● CHALLENGE: Check each line of the material below for "JSON". Report how many have it, with no other words.

● EXERCISE MATERIALS:

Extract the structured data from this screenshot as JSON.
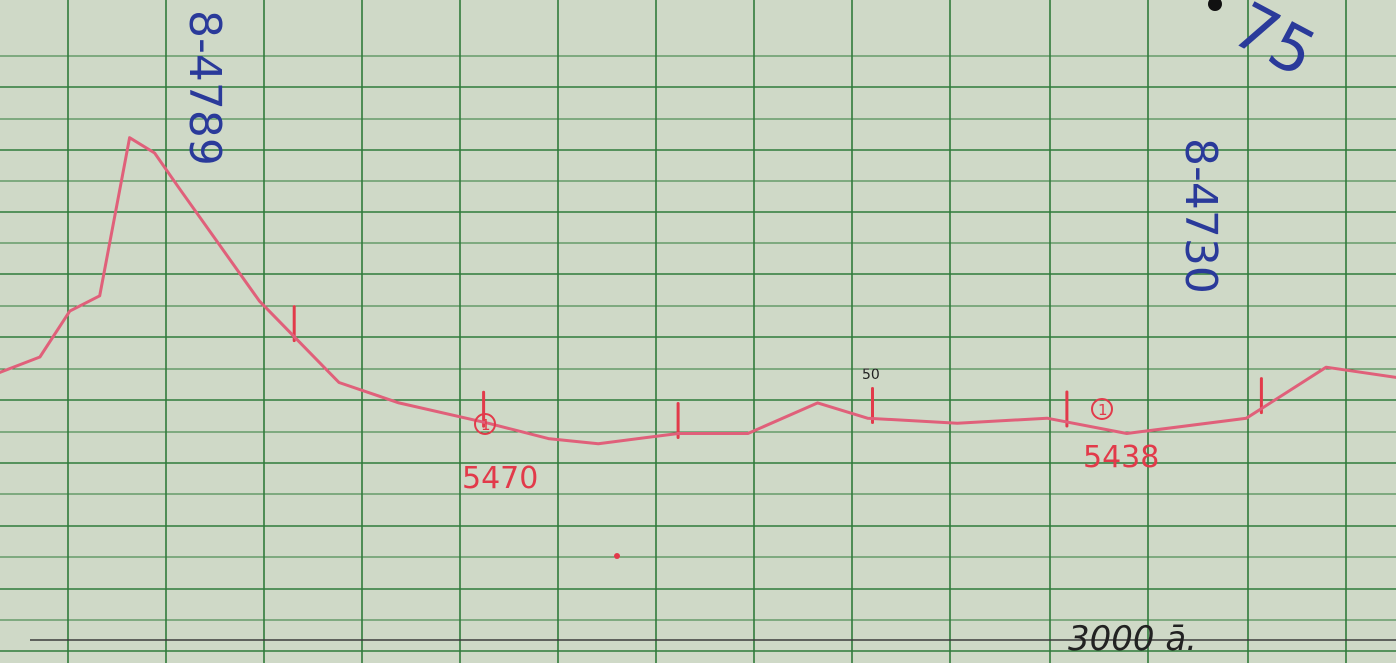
{
  "colors": {
    "paper": "#cfd9c7",
    "grid": "#2f7a3a",
    "trace": "#e0607a",
    "ink_red": "#e23a4a",
    "ink_blue": "#2a3a9a",
    "ink_black": "#222222"
  },
  "chart_data": {
    "type": "line",
    "grid": true,
    "title": "",
    "xlabel": "",
    "ylabel": "",
    "xlim": [
      0,
      14
    ],
    "ylim": [
      0,
      13
    ],
    "series": [
      {
        "x": [
          0,
          0.4,
          0.7,
          1.0,
          1.3,
          1.55,
          1.8,
          2.2,
          2.6,
          3.0,
          3.4,
          4.0,
          4.9,
          5.5,
          6.0,
          6.8,
          7.5,
          8.2,
          8.7,
          9.6,
          10.5,
          11.3,
          12.5,
          13.3,
          14.0
        ],
        "y": [
          5.7,
          6.0,
          6.9,
          7.2,
          10.3,
          10.0,
          9.3,
          8.2,
          7.1,
          6.3,
          5.5,
          5.1,
          4.7,
          4.4,
          4.3,
          4.5,
          4.5,
          5.1,
          4.8,
          4.7,
          4.8,
          4.5,
          4.8,
          5.8,
          5.6
        ]
      }
    ],
    "event_marks_x": [
      2.95,
      4.85,
      6.8,
      8.75,
      10.7,
      12.65
    ],
    "annotations": {
      "peak_label": "8-4789",
      "right_label": "8-4730",
      "corner_mark": "75",
      "small_mark": "50",
      "marker_one_a": "1",
      "marker_one_b": "1",
      "value_left": "5470",
      "value_right": "5438",
      "bottom_note": "3000 ā."
    }
  }
}
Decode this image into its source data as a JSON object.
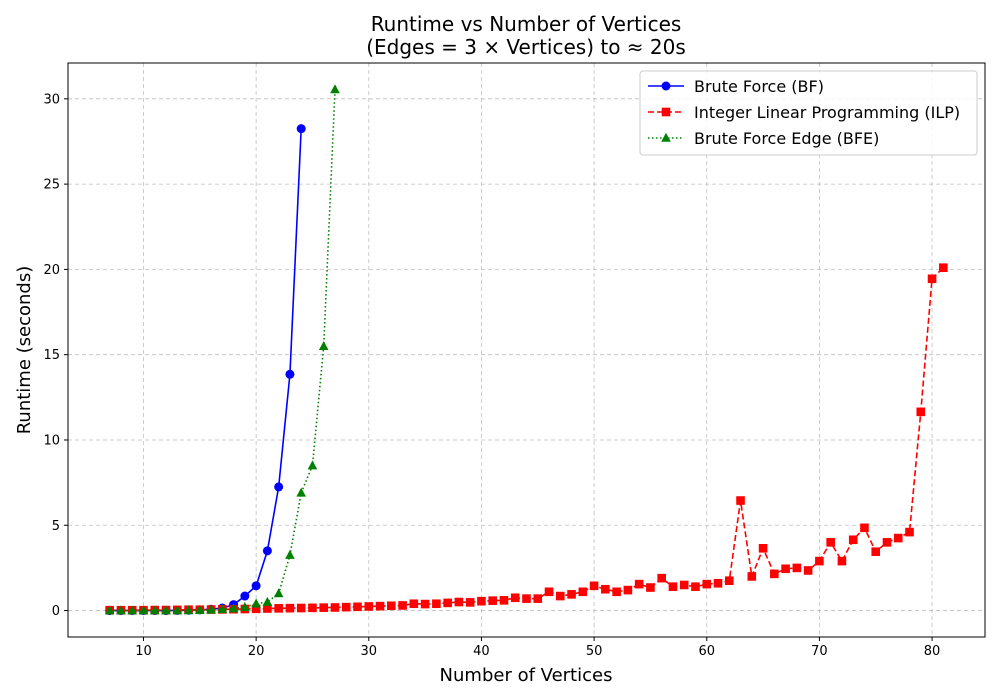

● REPLY: 2